## Dataset records

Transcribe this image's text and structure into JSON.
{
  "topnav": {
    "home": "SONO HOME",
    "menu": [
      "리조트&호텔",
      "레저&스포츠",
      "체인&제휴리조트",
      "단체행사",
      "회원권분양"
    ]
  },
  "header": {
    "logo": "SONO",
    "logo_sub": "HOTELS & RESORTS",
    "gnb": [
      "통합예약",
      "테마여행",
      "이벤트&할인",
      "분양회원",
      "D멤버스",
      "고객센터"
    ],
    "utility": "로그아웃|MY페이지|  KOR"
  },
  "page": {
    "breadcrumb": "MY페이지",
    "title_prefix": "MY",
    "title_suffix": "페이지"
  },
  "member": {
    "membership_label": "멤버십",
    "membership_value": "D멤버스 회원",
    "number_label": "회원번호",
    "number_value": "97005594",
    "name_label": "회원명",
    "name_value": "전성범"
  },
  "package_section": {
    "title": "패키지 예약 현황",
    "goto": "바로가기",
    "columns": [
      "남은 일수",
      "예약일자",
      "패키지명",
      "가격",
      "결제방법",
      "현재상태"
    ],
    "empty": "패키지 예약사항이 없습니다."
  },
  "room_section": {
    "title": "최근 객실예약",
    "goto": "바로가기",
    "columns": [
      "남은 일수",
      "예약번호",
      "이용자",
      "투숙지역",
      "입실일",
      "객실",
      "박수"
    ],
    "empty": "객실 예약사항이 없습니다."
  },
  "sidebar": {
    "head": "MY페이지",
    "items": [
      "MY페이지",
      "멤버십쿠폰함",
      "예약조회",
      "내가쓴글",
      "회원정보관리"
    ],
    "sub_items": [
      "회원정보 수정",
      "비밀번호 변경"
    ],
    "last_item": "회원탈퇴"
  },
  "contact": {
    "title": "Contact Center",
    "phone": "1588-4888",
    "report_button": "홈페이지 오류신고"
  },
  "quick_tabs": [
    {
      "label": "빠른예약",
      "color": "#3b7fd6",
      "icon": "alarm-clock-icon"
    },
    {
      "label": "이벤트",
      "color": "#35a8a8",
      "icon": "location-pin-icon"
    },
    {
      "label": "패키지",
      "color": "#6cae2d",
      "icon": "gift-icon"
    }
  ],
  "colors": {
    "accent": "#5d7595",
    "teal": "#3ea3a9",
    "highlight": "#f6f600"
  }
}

## Task instructions
Copy out each record exactly as given, omitting none.

## The output
Transcribe this image's text and structure into JSON.
{
  "topnav": {
    "home": "SONO HOME",
    "menu": [
      "리조트&호텔",
      "레저&스포츠",
      "체인&제휴리조트",
      "단체행사",
      "회원권분양"
    ]
  },
  "header": {
    "logo": "SONO",
    "logo_sub": "HOTELS & RESORTS",
    "gnb": [
      "통합예약",
      "테마여행",
      "이벤트&할인",
      "분양회원",
      "D멤버스",
      "고객센터"
    ],
    "utility": "로그아웃|MY페이지|  KOR"
  },
  "page": {
    "breadcrumb": "MY페이지",
    "title_prefix": "MY",
    "title_suffix": "페이지"
  },
  "member": {
    "membership_label": "멤버십",
    "membership_value": "D멤버스 회원",
    "number_label": "회원번호",
    "number_value": "97005594",
    "name_label": "회원명",
    "name_value": "전성범"
  },
  "package_section": {
    "title": "패키지 예약 현황",
    "goto": "바로가기",
    "columns": [
      "남은 일수",
      "예약일자",
      "패키지명",
      "가격",
      "결제방법",
      "현재상태"
    ],
    "empty": "패키지 예약사항이 없습니다."
  },
  "room_section": {
    "title": "최근 객실예약",
    "goto": "바로가기",
    "columns": [
      "남은 일수",
      "예약번호",
      "이용자",
      "투숙지역",
      "입실일",
      "객실",
      "박수"
    ],
    "empty": "객실 예약사항이 없습니다."
  },
  "sidebar": {
    "head": "MY페이지",
    "items": [
      "MY페이지",
      "멤버십쿠폰함",
      "예약조회",
      "내가쓴글",
      "회원정보관리"
    ],
    "sub_items": [
      "회원정보 수정",
      "비밀번호 변경"
    ],
    "last_item": "회원탈퇴"
  },
  "contact": {
    "title": "Contact Center",
    "phone": "1588-4888",
    "report_button": "홈페이지 오류신고"
  },
  "quick_tabs": [
    {
      "label": "빠른예약",
      "color": "#3b7fd6",
      "icon": "alarm-clock-icon"
    },
    {
      "label": "이벤트",
      "color": "#35a8a8",
      "icon": "location-pin-icon"
    },
    {
      "label": "패키지",
      "color": "#6cae2d",
      "icon": "gift-icon"
    }
  ],
  "colors": {
    "accent": "#5d7595",
    "teal": "#3ea3a9",
    "highlight": "#f6f600"
  }
}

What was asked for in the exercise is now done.